> **WHAT YOU HAVE TO DO**: Give back every line exactly as it appears, pictures excluded.

* START LISTED RECORDS *

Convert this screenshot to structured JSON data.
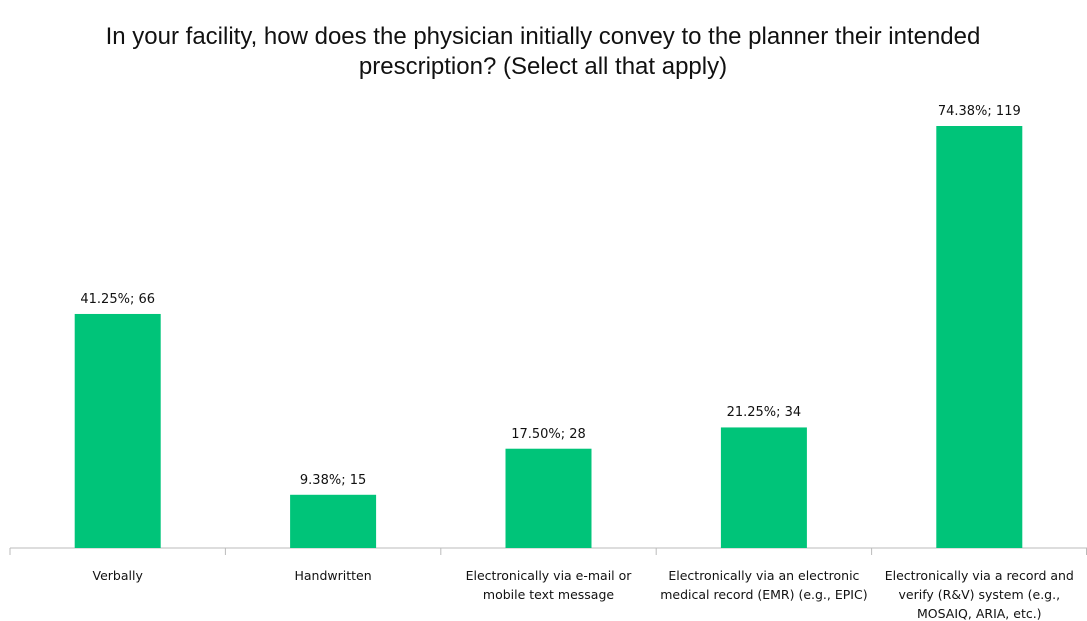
{
  "chart_data": {
    "type": "bar",
    "title": "In your facility, how does the physician initially convey to the planner their intended prescription? (Select all that apply)",
    "categories": [
      "Verbally",
      "Handwritten",
      "Electronically via e-mail or mobile text message",
      "Electronically via an electronic medical record (EMR) (e.g., EPIC)",
      "Electronically via a record and verify (R&V) system (e.g., MOSAIQ, ARIA, etc.)"
    ],
    "values": [
      41.25,
      9.38,
      17.5,
      21.25,
      74.38
    ],
    "value_labels": [
      "41.25%; 66",
      "9.38%; 15",
      "17.50%; 28",
      "21.25%; 34",
      "74.38%; 119"
    ],
    "color": "#00c479"
  }
}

* END LISTED RECORDS *

> **TASK ANSWER**:
Convert this screenshot to structured JSON data.
{
  "chart_data": {
    "type": "bar",
    "title": "In your facility, how does the physician initially convey to the planner their intended prescription? (Select all that apply)",
    "categories": [
      "Verbally",
      "Handwritten",
      "Electronically via e-mail or mobile text message",
      "Electronically via an electronic medical record (EMR) (e.g., EPIC)",
      "Electronically via a record and verify (R&V) system (e.g., MOSAIQ, ARIA, etc.)"
    ],
    "values": [
      41.25,
      9.38,
      17.5,
      21.25,
      74.38
    ],
    "value_labels": [
      "41.25%; 66",
      "9.38%; 15",
      "17.50%; 28",
      "21.25%; 34",
      "74.38%; 119"
    ],
    "color": "#00c479"
  }
}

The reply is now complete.